> **Problem details**: Return the lines below exactly, starting with the line that contains "Extract the structured" and stopping after the last line.

> **Data for this exercise**:
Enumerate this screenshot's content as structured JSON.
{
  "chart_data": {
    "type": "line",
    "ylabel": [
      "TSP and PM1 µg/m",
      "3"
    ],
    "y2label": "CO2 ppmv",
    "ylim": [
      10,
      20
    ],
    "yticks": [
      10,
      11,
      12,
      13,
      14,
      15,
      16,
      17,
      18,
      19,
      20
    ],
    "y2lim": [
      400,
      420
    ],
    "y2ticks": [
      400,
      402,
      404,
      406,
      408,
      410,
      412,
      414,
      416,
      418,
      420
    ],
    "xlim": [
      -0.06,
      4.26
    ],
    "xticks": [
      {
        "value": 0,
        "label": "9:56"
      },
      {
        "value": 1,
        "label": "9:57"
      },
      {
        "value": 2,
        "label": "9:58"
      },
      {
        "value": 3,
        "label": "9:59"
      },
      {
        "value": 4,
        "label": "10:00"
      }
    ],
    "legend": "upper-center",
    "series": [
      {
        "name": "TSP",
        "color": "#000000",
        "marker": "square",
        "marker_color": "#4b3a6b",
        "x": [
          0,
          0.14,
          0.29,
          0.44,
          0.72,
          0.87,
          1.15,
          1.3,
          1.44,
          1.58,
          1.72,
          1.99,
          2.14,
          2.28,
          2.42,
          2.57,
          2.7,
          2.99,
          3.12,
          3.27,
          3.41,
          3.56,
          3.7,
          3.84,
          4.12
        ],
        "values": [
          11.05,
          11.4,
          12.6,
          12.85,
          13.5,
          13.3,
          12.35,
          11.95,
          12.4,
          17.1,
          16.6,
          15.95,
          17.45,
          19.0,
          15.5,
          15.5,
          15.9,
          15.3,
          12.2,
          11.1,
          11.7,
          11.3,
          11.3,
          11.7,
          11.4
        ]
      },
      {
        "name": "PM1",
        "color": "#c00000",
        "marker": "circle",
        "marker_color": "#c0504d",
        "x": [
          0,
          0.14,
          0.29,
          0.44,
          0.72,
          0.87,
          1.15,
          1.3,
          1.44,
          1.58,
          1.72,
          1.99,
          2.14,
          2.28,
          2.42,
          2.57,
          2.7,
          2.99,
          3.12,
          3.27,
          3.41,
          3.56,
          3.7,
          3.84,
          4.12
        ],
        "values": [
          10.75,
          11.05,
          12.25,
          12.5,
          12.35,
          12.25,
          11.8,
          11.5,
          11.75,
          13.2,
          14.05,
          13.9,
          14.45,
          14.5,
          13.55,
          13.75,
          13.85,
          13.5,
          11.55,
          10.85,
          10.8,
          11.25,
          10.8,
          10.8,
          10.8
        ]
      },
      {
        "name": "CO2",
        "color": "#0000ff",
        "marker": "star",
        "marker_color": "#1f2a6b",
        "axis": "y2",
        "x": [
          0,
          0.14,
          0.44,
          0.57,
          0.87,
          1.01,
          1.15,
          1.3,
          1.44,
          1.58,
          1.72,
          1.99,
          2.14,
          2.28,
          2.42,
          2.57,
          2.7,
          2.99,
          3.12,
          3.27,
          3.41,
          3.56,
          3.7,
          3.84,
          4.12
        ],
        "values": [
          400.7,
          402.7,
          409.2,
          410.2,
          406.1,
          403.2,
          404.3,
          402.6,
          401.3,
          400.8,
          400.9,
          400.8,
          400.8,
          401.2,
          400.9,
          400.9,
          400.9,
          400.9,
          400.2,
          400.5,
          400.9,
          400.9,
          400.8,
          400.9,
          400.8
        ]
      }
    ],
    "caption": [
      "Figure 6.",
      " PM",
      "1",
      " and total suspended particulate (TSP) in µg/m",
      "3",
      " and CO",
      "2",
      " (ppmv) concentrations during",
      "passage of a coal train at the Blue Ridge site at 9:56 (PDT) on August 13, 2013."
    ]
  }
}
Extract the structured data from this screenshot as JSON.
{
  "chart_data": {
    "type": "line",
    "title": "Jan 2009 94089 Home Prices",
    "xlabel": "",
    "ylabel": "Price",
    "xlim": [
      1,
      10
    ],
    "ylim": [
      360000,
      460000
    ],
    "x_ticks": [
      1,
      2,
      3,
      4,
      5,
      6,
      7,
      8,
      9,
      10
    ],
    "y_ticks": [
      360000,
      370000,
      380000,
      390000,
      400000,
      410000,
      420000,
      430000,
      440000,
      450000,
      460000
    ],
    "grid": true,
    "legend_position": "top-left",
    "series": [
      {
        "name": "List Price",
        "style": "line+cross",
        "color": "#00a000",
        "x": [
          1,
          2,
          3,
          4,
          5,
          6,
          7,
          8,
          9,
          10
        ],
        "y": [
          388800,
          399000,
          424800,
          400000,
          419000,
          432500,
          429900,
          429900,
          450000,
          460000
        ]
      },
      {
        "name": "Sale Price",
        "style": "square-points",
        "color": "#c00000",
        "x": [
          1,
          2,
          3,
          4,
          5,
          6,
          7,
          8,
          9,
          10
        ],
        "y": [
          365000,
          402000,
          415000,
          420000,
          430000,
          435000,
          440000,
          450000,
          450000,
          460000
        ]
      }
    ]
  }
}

> **Response to the task**:
Extract the structured data from this screenshot as JSON.
{
  "chart_data": {
    "type": "line",
    "title": "Jan 2009 94089 Home Prices",
    "xlabel": "",
    "ylabel": "Price",
    "xlim": [
      1,
      10
    ],
    "ylim": [
      360000,
      460000
    ],
    "x_ticks": [
      1,
      2,
      3,
      4,
      5,
      6,
      7,
      8,
      9,
      10
    ],
    "y_ticks": [
      360000,
      370000,
      380000,
      390000,
      400000,
      410000,
      420000,
      430000,
      440000,
      450000,
      460000
    ],
    "grid": true,
    "legend_position": "top-left",
    "series": [
      {
        "name": "List Price",
        "style": "line+cross",
        "color": "#00a000",
        "x": [
          1,
          2,
          3,
          4,
          5,
          6,
          7,
          8,
          9,
          10
        ],
        "y": [
          388800,
          399000,
          424800,
          400000,
          419000,
          432500,
          429900,
          429900,
          450000,
          460000
        ]
      },
      {
        "name": "Sale Price",
        "style": "square-points",
        "color": "#c00000",
        "x": [
          1,
          2,
          3,
          4,
          5,
          6,
          7,
          8,
          9,
          10
        ],
        "y": [
          365000,
          402000,
          415000,
          420000,
          430000,
          435000,
          440000,
          450000,
          450000,
          460000
        ]
      }
    ]
  }
}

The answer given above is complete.